» DIRECTIONS FOR THIS TASK
Repeat every record exactly, but keep images out of the copy.
▬▬▬▬▬▬▬▬▬▬
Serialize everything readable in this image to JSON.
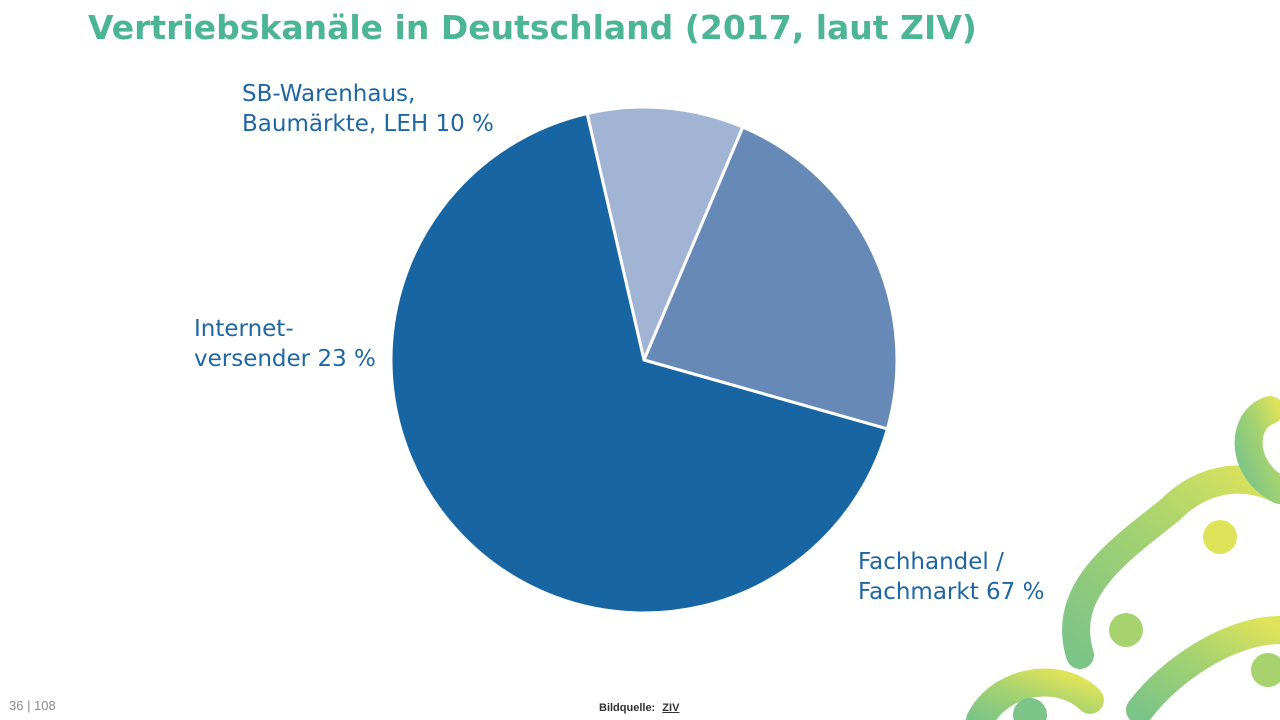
{
  "title": "Vertriebskanäle in Deutschland (2017, laut ZIV)",
  "chart_data": {
    "type": "pie",
    "title": "Vertriebskanäle in Deutschland (2017, laut ZIV)",
    "slices": [
      {
        "label_lines": [
          "SB-Warenhaus,",
          "Baumärkte, LEH 10 %"
        ],
        "value": 10,
        "color": "#a1b4d4"
      },
      {
        "label_lines": [
          "Internet-",
          "versender 23 %"
        ],
        "value": 23,
        "color": "#6689b8"
      },
      {
        "label_lines": [
          "Fachhandel /",
          "Fachmarkt 67 %"
        ],
        "value": 67,
        "color": "#1766a3"
      }
    ]
  },
  "footer": {
    "page_number": "36 | 108",
    "source_label": "Bildquelle:",
    "source_link": "ZIV"
  },
  "colors": {
    "title": "#4cb596",
    "label": "#1f66a4",
    "deco_green": "#7cc487",
    "deco_yellow": "#dfe35a"
  },
  "decoration": {
    "icon": "bike-chain-icon"
  }
}
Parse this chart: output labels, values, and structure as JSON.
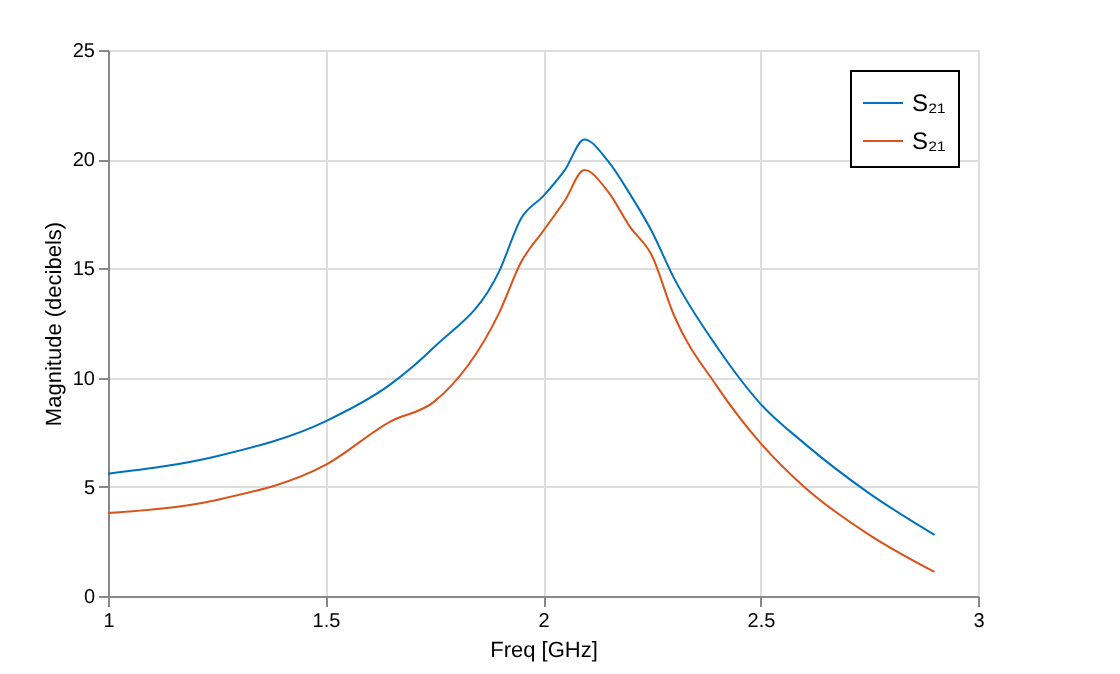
{
  "chart_data": {
    "type": "line",
    "xlabel": "Freq [GHz]",
    "ylabel": "Magnitude (decibels)",
    "x": [
      1,
      1.25,
      1.5,
      1.65,
      1.75,
      1.9,
      1.95,
      2.0,
      2.05,
      2.095,
      2.15,
      2.2,
      2.25,
      2.3,
      2.4,
      2.5,
      2.6,
      2.75,
      2.9
    ],
    "series": [
      {
        "name": "S₂₁",
        "color": "#0072bd",
        "values": [
          5.6,
          6.4,
          8.0,
          9.7,
          11.4,
          14.9,
          17.3,
          18.3,
          19.5,
          20.9,
          19.9,
          18.4,
          16.7,
          14.6,
          11.4,
          8.8,
          7.0,
          4.7,
          2.8
        ]
      },
      {
        "name": "S₂₁",
        "color": "#d95319",
        "values": [
          3.8,
          4.4,
          6.0,
          8.0,
          8.9,
          13.0,
          15.3,
          16.7,
          18.1,
          19.5,
          18.5,
          16.9,
          15.6,
          12.9,
          9.6,
          7.0,
          5.0,
          2.8,
          1.1
        ]
      }
    ],
    "xlim": [
      1,
      3
    ],
    "xticks": [
      1,
      1.5,
      2,
      2.5,
      3
    ],
    "ylim": [
      0,
      25
    ],
    "yticks": [
      0,
      5,
      10,
      15,
      20,
      25
    ],
    "grid": true,
    "legend": "top right"
  }
}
▬▬▬▬▬▬▬▬▬▬
» RESULT OF THE TASK
Serialize everything readable in this image to JSON.
{
  "title": "Vertriebskanäle in Deutschland (2017, laut ZIV)",
  "chart_data": {
    "type": "pie",
    "title": "Vertriebskanäle in Deutschland (2017, laut ZIV)",
    "slices": [
      {
        "label_lines": [
          "SB-Warenhaus,",
          "Baumärkte, LEH 10 %"
        ],
        "value": 10,
        "color": "#a1b4d4"
      },
      {
        "label_lines": [
          "Internet-",
          "versender 23 %"
        ],
        "value": 23,
        "color": "#6689b8"
      },
      {
        "label_lines": [
          "Fachhandel /",
          "Fachmarkt 67 %"
        ],
        "value": 67,
        "color": "#1766a3"
      }
    ]
  },
  "footer": {
    "page_number": "36 | 108",
    "source_label": "Bildquelle:",
    "source_link": "ZIV"
  },
  "colors": {
    "title": "#4cb596",
    "label": "#1f66a4",
    "deco_green": "#7cc487",
    "deco_yellow": "#dfe35a"
  },
  "decoration": {
    "icon": "bike-chain-icon"
  }
}
Parse this chart: output labels, values, and structure as JSON.
{
  "chart_data": {
    "type": "line",
    "xlabel": "Freq [GHz]",
    "ylabel": "Magnitude (decibels)",
    "x": [
      1,
      1.25,
      1.5,
      1.65,
      1.75,
      1.9,
      1.95,
      2.0,
      2.05,
      2.095,
      2.15,
      2.2,
      2.25,
      2.3,
      2.4,
      2.5,
      2.6,
      2.75,
      2.9
    ],
    "series": [
      {
        "name": "S₂₁",
        "color": "#0072bd",
        "values": [
          5.6,
          6.4,
          8.0,
          9.7,
          11.4,
          14.9,
          17.3,
          18.3,
          19.5,
          20.9,
          19.9,
          18.4,
          16.7,
          14.6,
          11.4,
          8.8,
          7.0,
          4.7,
          2.8
        ]
      },
      {
        "name": "S₂₁",
        "color": "#d95319",
        "values": [
          3.8,
          4.4,
          6.0,
          8.0,
          8.9,
          13.0,
          15.3,
          16.7,
          18.1,
          19.5,
          18.5,
          16.9,
          15.6,
          12.9,
          9.6,
          7.0,
          5.0,
          2.8,
          1.1
        ]
      }
    ],
    "xlim": [
      1,
      3
    ],
    "xticks": [
      1,
      1.5,
      2,
      2.5,
      3
    ],
    "ylim": [
      0,
      25
    ],
    "yticks": [
      0,
      5,
      10,
      15,
      20,
      25
    ],
    "grid": true,
    "legend": "top right"
  }
}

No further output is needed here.